◆ **DATA PROVIDED**:
[Start of section]

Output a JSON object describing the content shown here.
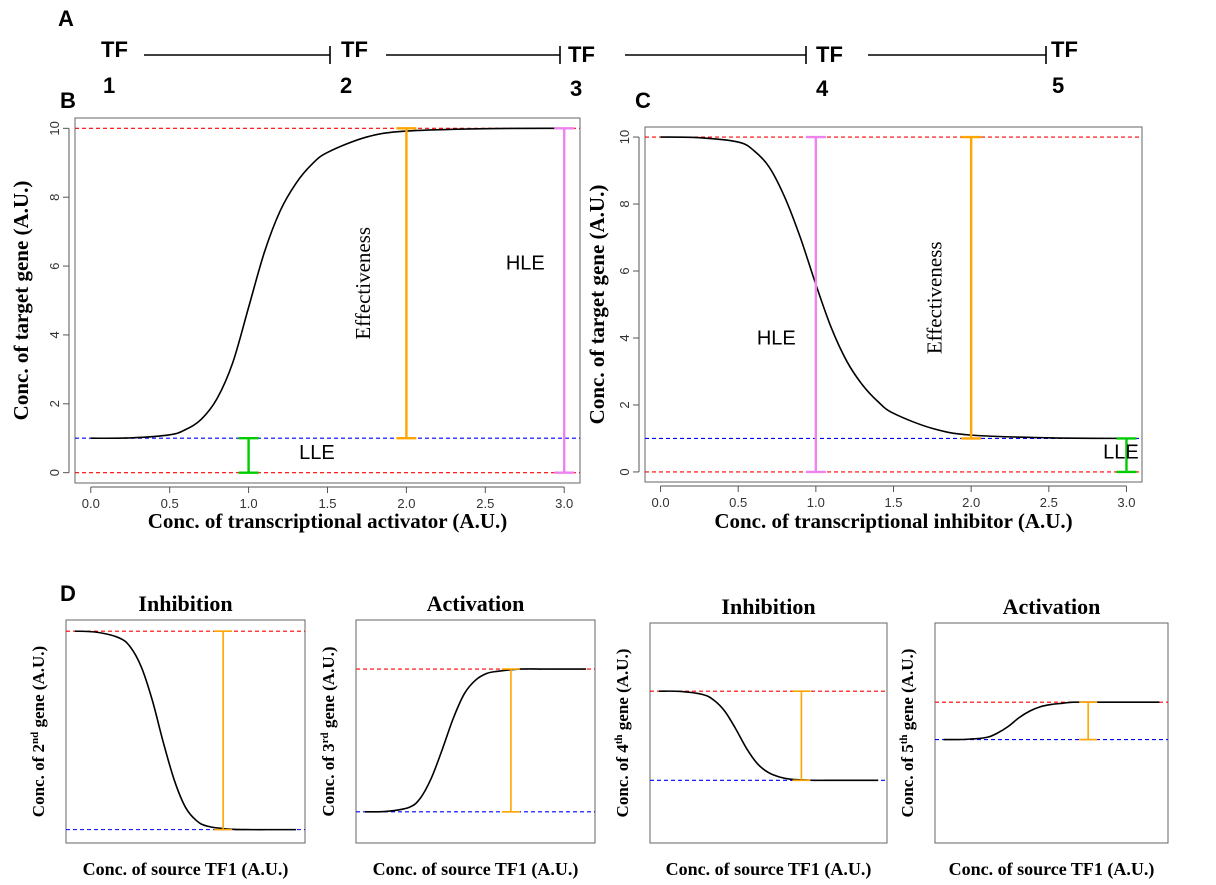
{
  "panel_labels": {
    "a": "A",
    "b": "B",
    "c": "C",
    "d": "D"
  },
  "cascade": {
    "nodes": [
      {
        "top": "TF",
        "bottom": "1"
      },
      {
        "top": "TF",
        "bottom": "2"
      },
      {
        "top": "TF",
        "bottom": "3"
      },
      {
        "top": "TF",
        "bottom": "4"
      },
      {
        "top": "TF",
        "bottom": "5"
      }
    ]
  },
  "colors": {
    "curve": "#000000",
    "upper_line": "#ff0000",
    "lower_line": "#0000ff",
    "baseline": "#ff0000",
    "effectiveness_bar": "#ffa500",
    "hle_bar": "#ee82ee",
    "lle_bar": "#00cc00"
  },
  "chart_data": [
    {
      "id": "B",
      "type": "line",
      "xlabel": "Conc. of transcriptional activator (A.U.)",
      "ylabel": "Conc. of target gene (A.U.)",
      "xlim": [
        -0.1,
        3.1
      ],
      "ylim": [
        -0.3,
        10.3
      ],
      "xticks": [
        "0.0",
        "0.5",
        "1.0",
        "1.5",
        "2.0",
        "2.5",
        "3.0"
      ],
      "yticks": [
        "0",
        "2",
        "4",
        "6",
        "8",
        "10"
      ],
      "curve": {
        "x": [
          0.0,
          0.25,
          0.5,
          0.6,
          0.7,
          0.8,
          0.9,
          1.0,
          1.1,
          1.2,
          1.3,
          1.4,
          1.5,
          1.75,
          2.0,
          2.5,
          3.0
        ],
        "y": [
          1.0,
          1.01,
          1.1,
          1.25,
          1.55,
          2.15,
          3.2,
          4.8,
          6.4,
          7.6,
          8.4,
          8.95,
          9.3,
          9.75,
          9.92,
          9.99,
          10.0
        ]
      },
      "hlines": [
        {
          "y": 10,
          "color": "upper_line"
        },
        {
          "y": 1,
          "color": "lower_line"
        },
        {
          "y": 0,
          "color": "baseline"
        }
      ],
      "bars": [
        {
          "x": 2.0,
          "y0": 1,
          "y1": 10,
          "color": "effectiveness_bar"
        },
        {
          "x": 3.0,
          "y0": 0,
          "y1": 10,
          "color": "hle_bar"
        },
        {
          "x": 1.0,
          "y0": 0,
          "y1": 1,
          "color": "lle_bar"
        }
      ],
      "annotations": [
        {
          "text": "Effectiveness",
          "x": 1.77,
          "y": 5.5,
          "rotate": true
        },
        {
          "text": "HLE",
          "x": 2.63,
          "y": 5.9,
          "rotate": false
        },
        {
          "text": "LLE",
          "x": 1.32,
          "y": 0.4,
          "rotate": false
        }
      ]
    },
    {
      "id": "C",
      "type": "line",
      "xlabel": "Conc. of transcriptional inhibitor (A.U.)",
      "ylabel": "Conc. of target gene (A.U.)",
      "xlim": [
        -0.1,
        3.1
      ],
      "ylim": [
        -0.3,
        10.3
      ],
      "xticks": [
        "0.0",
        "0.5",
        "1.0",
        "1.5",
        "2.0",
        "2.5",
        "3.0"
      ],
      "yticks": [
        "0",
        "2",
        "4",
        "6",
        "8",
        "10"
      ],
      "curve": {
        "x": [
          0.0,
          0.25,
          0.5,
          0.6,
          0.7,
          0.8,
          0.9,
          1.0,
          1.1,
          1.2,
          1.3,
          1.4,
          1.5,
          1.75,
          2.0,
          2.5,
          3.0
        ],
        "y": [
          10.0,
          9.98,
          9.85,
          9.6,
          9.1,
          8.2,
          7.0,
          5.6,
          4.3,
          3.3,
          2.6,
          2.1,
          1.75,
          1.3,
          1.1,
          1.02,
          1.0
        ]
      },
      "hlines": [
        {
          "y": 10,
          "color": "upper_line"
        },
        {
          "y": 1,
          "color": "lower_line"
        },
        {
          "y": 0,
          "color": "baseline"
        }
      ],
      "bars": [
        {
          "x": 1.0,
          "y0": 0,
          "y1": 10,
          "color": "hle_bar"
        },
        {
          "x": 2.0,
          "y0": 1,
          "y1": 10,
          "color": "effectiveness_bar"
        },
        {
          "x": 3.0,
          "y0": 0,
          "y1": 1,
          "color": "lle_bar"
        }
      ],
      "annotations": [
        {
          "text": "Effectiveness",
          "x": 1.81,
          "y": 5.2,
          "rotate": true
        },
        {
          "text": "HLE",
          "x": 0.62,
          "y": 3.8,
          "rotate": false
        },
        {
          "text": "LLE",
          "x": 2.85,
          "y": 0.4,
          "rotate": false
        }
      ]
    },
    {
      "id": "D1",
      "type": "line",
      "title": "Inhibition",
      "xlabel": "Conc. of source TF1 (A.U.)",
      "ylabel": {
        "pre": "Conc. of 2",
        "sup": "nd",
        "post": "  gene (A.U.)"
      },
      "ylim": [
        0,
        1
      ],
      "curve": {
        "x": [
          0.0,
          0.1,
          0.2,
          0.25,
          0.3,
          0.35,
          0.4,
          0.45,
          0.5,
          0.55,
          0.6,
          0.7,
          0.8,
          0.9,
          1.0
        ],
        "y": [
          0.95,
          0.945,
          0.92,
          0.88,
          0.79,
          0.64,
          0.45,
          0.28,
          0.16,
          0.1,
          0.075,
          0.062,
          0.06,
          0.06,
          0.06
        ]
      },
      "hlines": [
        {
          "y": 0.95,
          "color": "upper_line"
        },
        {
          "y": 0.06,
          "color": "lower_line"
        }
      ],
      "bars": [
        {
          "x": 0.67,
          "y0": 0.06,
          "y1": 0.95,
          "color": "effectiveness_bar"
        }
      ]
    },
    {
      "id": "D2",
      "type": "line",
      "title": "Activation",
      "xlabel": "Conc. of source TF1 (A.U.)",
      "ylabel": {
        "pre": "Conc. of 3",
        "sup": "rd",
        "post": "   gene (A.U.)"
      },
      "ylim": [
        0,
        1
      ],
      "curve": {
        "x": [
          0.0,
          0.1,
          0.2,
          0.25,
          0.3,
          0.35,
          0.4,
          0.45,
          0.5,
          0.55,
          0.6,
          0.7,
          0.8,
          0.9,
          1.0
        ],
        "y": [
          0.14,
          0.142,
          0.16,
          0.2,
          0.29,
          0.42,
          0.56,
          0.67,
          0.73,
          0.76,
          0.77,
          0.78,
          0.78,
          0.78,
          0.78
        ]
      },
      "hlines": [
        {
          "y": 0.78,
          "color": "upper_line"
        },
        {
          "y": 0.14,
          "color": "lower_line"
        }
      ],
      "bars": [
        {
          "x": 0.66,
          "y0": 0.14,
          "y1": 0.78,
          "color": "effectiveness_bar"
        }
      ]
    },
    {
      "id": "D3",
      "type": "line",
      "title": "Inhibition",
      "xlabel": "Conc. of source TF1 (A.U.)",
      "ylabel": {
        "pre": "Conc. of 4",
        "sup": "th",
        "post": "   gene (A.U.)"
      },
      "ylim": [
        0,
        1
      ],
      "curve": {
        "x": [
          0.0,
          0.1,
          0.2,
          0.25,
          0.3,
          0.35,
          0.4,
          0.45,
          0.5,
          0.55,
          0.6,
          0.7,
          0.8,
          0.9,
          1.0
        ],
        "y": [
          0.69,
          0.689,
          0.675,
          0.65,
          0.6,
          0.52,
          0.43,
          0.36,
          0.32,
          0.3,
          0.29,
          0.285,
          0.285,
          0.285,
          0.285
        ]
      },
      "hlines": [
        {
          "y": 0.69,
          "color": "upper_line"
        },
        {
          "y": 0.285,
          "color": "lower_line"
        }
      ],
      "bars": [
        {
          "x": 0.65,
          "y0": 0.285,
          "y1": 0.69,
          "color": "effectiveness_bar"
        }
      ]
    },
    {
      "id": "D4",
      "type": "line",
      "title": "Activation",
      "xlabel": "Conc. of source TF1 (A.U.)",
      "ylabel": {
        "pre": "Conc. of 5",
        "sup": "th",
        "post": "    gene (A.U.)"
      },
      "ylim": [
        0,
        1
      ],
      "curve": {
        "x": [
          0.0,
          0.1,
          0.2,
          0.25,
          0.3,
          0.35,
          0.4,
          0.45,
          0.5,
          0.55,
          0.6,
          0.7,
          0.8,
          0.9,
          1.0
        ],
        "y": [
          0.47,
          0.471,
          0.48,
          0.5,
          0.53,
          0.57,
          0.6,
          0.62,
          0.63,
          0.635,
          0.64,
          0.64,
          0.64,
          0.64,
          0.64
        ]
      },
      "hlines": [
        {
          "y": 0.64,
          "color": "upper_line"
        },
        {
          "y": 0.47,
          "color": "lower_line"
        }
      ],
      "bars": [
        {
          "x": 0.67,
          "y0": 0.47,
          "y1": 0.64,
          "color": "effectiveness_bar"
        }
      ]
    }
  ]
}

[End of section]
[Start of section]

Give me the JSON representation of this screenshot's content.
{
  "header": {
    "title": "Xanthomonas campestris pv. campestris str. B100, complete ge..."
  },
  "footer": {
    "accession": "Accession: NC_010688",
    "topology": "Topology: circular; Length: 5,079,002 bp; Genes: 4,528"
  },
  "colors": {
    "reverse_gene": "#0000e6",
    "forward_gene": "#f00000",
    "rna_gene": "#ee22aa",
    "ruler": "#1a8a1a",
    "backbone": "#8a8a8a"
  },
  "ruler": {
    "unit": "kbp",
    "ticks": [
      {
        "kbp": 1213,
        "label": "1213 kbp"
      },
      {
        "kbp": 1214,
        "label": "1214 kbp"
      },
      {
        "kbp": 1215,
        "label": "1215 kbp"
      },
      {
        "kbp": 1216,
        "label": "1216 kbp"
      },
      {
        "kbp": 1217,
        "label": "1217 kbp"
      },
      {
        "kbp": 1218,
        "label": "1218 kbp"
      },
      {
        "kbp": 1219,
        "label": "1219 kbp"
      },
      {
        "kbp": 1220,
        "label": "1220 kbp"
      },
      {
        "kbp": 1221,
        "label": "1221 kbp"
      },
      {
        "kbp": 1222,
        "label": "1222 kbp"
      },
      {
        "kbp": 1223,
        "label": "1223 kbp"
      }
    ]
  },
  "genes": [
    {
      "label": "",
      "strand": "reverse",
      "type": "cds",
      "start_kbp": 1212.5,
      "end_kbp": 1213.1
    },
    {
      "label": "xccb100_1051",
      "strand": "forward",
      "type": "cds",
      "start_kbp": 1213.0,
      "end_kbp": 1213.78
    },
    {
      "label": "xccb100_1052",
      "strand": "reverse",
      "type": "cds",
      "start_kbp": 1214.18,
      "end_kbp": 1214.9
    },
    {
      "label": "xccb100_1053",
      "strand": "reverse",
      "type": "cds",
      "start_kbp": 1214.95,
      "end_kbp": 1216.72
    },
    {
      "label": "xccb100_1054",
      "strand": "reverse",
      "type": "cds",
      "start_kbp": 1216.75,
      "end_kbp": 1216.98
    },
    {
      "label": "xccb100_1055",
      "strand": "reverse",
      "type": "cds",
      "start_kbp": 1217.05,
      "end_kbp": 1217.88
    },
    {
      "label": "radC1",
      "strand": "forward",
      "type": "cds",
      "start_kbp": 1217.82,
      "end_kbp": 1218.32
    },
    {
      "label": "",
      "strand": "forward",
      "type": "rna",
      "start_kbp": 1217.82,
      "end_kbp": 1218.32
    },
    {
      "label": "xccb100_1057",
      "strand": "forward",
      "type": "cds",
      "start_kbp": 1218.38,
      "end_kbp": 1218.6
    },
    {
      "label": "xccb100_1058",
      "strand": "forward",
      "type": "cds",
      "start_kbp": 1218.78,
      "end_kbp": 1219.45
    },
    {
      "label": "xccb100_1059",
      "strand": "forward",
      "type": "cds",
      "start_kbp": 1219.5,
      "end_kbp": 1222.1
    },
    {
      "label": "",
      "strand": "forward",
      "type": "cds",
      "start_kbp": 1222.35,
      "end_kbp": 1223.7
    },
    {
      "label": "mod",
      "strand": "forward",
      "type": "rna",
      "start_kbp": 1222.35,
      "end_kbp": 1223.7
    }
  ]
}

[End of section]

◆ **TASK TO CARRY OUT**:
When a line of the data holds the string "bottom", pick it out and copy it.

◆ **ANSWER BOX**:
        "bottom": "1"
        "bottom": "2"
        "bottom": "3"
        "bottom": "4"
        "bottom": "5"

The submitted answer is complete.